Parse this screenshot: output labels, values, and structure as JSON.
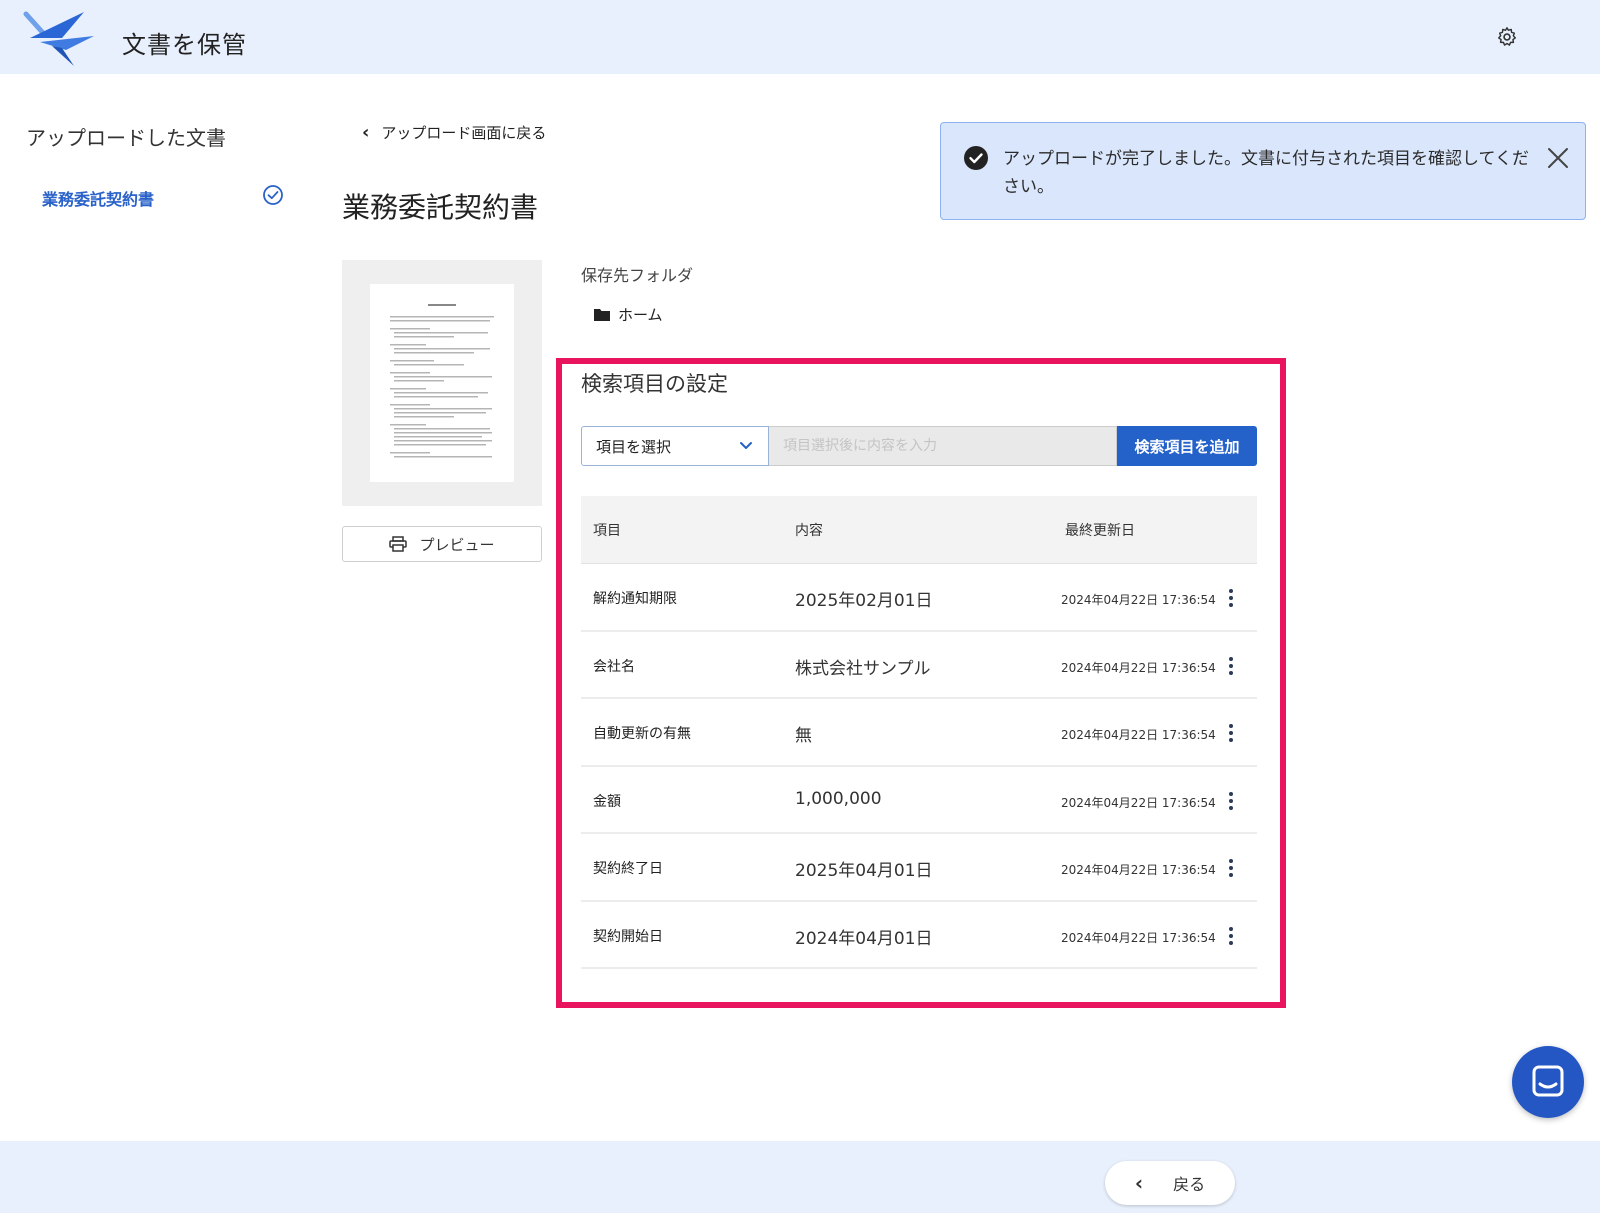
{
  "header": {
    "title": "文書を保管",
    "settings_icon": "gear-icon",
    "logo_icon": "bird-logo-icon"
  },
  "sidebar": {
    "title": "アップロードした文書",
    "items": [
      {
        "label": "業務委託契約書",
        "status_icon": "check-circle-icon"
      }
    ]
  },
  "main": {
    "back_link": "アップロード画面に戻る",
    "document_title": "業務委託契約書",
    "preview_label": "プレビュー",
    "folder": {
      "label": "保存先フォルダ",
      "value": "ホーム",
      "icon": "folder-icon"
    }
  },
  "alert": {
    "message": "アップロードが完了しました。文書に付与された項目を確認してください。",
    "icon": "check-circle-icon",
    "close_icon": "close-icon"
  },
  "search_settings": {
    "title": "検索項目の設定",
    "select": {
      "value": "項目を選択"
    },
    "input": {
      "placeholder": "項目選択後に内容を入力"
    },
    "add_button": "検索項目を追加",
    "columns": {
      "name": "項目",
      "value": "内容",
      "updated": "最終更新日"
    },
    "rows": [
      {
        "name": "解約通知期限",
        "value": "2025年02月01日",
        "updated": "2024年04月22日 17:36:54"
      },
      {
        "name": "会社名",
        "value": "株式会社サンプル",
        "updated": "2024年04月22日 17:36:54"
      },
      {
        "name": "自動更新の有無",
        "value": "無",
        "updated": "2024年04月22日 17:36:54"
      },
      {
        "name": "金額",
        "value": "1,000,000",
        "updated": "2024年04月22日 17:36:54"
      },
      {
        "name": "契約終了日",
        "value": "2025年04月01日",
        "updated": "2024年04月22日 17:36:54"
      },
      {
        "name": "契約開始日",
        "value": "2024年04月01日",
        "updated": "2024年04月22日 17:36:54"
      }
    ]
  },
  "footer": {
    "back_label": "戻る"
  },
  "colors": {
    "accent": "#2461c9",
    "highlight": "#e8145e",
    "header_bg": "#e8f0fd",
    "alert_bg": "#d9e6fb"
  }
}
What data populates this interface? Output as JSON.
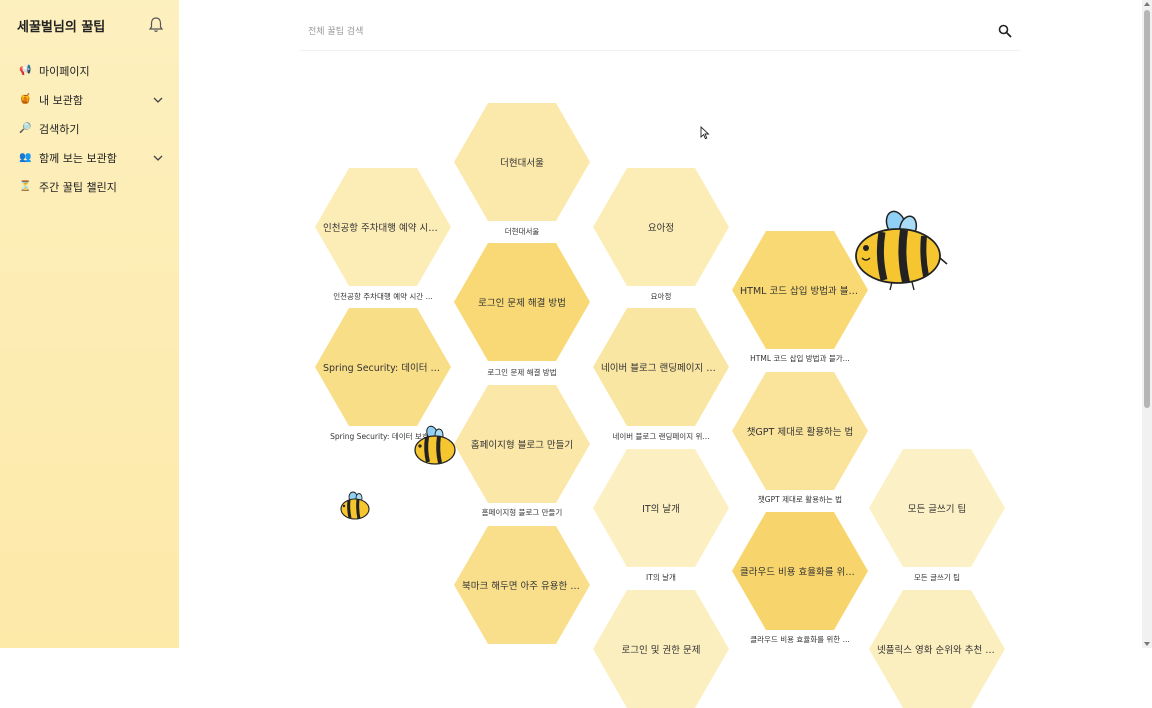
{
  "app": {
    "title": "세꿀벌님의 꿀팁"
  },
  "sidebar": {
    "items": [
      {
        "label": "마이페이지",
        "icon": "megaphone-icon",
        "expandable": false
      },
      {
        "label": "내 보관함",
        "icon": "jar-icon",
        "expandable": true
      },
      {
        "label": "검색하기",
        "icon": "magnifier-icon",
        "expandable": false
      },
      {
        "label": "함께 보는 보관함",
        "icon": "people-icon",
        "expandable": true
      },
      {
        "label": "주간 꿀팁 챌린지",
        "icon": "trophy-icon",
        "expandable": false
      }
    ]
  },
  "search": {
    "placeholder": "전체 꿀팁 검색"
  },
  "tips": [
    {
      "title": "더현대서울",
      "caption": "더현대서울"
    },
    {
      "title": "인천공항 주차대행 예약 시간 ...",
      "caption": "인천공항 주차대행 예약 시간 ..."
    },
    {
      "title": "요아정",
      "caption": "요아정"
    },
    {
      "title": "로그인 문제 해결 방법",
      "caption": "로그인 문제 해결 방법"
    },
    {
      "title": "HTML 코드 삽입 방법과 블가...",
      "caption": "HTML 코드 삽입 방법과 블가..."
    },
    {
      "title": "Spring Security: 데이터 보호...",
      "caption": "Spring Security: 데이터 보호..."
    },
    {
      "title": "네이버 블로그 랜딩페이지 위젯...",
      "caption": "네이버 블로그 랜딩페이지 위..."
    },
    {
      "title": "홈페이지형 블로그 만들기",
      "caption": "홈페이지형 블로그 만들기"
    },
    {
      "title": "챗GPT 제대로 활용하는 법",
      "caption": "챗GPT 제대로 활용하는 법"
    },
    {
      "title": "IT의 날개",
      "caption": "IT의 날개"
    },
    {
      "title": "모든 글쓰기 팁",
      "caption": "모든 글쓰기 팁"
    },
    {
      "title": "클라우드 비용 효율화를 위한 ...",
      "caption": "클라우드 비용 효율화를 위한 ..."
    },
    {
      "title": "북마크 해두면 아주 유용한 꿀...",
      "caption": ""
    },
    {
      "title": "로그인 및 권한 문제",
      "caption": ""
    },
    {
      "title": "넷플릭스 영화 순위와 추천 작품",
      "caption": ""
    }
  ],
  "colors": {
    "sidebar_bg": "#fdeeb9",
    "hex_pale": "#fdf2c6",
    "hex_light": "#fbe7a5",
    "hex_mid": "#f9dd86",
    "hex_strong": "#f7d670",
    "bee_yellow": "#f6c630",
    "bee_wing": "#8fd0f4"
  }
}
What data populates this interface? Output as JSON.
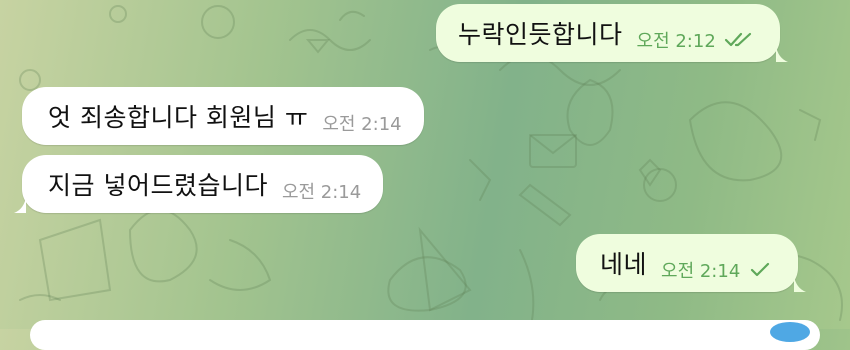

########################################

AIM OF THE TASK:
Transcribe the records above exactly as they appear, leaving out any pictures.

ANSWER BELOW:
Parse this screenshot: output labels, values, and structure as JSON.
{
  "header": {
    "title": "文書を保管",
    "settings_icon": "gear-icon",
    "logo_icon": "bird-logo-icon"
  },
  "sidebar": {
    "title": "アップロードした文書",
    "items": [
      {
        "label": "業務委託契約書",
        "status_icon": "check-circle-icon"
      }
    ]
  },
  "main": {
    "back_link": "アップロード画面に戻る",
    "document_title": "業務委託契約書",
    "preview_label": "プレビュー",
    "folder": {
      "label": "保存先フォルダ",
      "value": "ホーム",
      "icon": "folder-icon"
    }
  },
  "alert": {
    "message": "アップロードが完了しました。文書に付与された項目を確認してください。",
    "icon": "check-circle-icon",
    "close_icon": "close-icon"
  },
  "search_settings": {
    "title": "検索項目の設定",
    "select": {
      "value": "項目を選択"
    },
    "input": {
      "placeholder": "項目選択後に内容を入力"
    },
    "add_button": "検索項目を追加",
    "columns": {
      "name": "項目",
      "value": "内容",
      "updated": "最終更新日"
    },
    "rows": [
      {
        "name": "解約通知期限",
        "value": "2025年02月01日",
        "updated": "2024年04月22日 17:36:54"
      },
      {
        "name": "会社名",
        "value": "株式会社サンプル",
        "updated": "2024年04月22日 17:36:54"
      },
      {
        "name": "自動更新の有無",
        "value": "無",
        "updated": "2024年04月22日 17:36:54"
      },
      {
        "name": "金額",
        "value": "1,000,000",
        "updated": "2024年04月22日 17:36:54"
      },
      {
        "name": "契約終了日",
        "value": "2025年04月01日",
        "updated": "2024年04月22日 17:36:54"
      },
      {
        "name": "契約開始日",
        "value": "2024年04月01日",
        "updated": "2024年04月22日 17:36:54"
      }
    ]
  },
  "footer": {
    "back_label": "戻る"
  },
  "colors": {
    "accent": "#2461c9",
    "highlight": "#e8145e",
    "header_bg": "#e8f0fd",
    "alert_bg": "#d9e6fb"
  }
}
What data populates this interface? Output as JSON.
{
  "app": {
    "title": "세꿀벌님의 꿀팁"
  },
  "sidebar": {
    "items": [
      {
        "label": "마이페이지",
        "icon": "megaphone-icon",
        "expandable": false
      },
      {
        "label": "내 보관함",
        "icon": "jar-icon",
        "expandable": true
      },
      {
        "label": "검색하기",
        "icon": "magnifier-icon",
        "expandable": false
      },
      {
        "label": "함께 보는 보관함",
        "icon": "people-icon",
        "expandable": true
      },
      {
        "label": "주간 꿀팁 챌린지",
        "icon": "trophy-icon",
        "expandable": false
      }
    ]
  },
  "search": {
    "placeholder": "전체 꿀팁 검색"
  },
  "tips": [
    {
      "title": "더현대서울",
      "caption": "더현대서울"
    },
    {
      "title": "인천공항 주차대행 예약 시간 ...",
      "caption": "인천공항 주차대행 예약 시간 ..."
    },
    {
      "title": "요아정",
      "caption": "요아정"
    },
    {
      "title": "로그인 문제 해결 방법",
      "caption": "로그인 문제 해결 방법"
    },
    {
      "title": "HTML 코드 삽입 방법과 블가...",
      "caption": "HTML 코드 삽입 방법과 블가..."
    },
    {
      "title": "Spring Security: 데이터 보호...",
      "caption": "Spring Security: 데이터 보호..."
    },
    {
      "title": "네이버 블로그 랜딩페이지 위젯...",
      "caption": "네이버 블로그 랜딩페이지 위..."
    },
    {
      "title": "홈페이지형 블로그 만들기",
      "caption": "홈페이지형 블로그 만들기"
    },
    {
      "title": "챗GPT 제대로 활용하는 법",
      "caption": "챗GPT 제대로 활용하는 법"
    },
    {
      "title": "IT의 날개",
      "caption": "IT의 날개"
    },
    {
      "title": "모든 글쓰기 팁",
      "caption": "모든 글쓰기 팁"
    },
    {
      "title": "클라우드 비용 효율화를 위한 ...",
      "caption": "클라우드 비용 효율화를 위한 ..."
    },
    {
      "title": "북마크 해두면 아주 유용한 꿀...",
      "caption": ""
    },
    {
      "title": "로그인 및 권한 문제",
      "caption": ""
    },
    {
      "title": "넷플릭스 영화 순위와 추천 작품",
      "caption": ""
    }
  ],
  "colors": {
    "sidebar_bg": "#fdeeb9",
    "hex_pale": "#fdf2c6",
    "hex_light": "#fbe7a5",
    "hex_mid": "#f9dd86",
    "hex_strong": "#f7d670",
    "bee_yellow": "#f6c630",
    "bee_wing": "#8fd0f4"
  }
}
What data populates this interface? Output as JSON.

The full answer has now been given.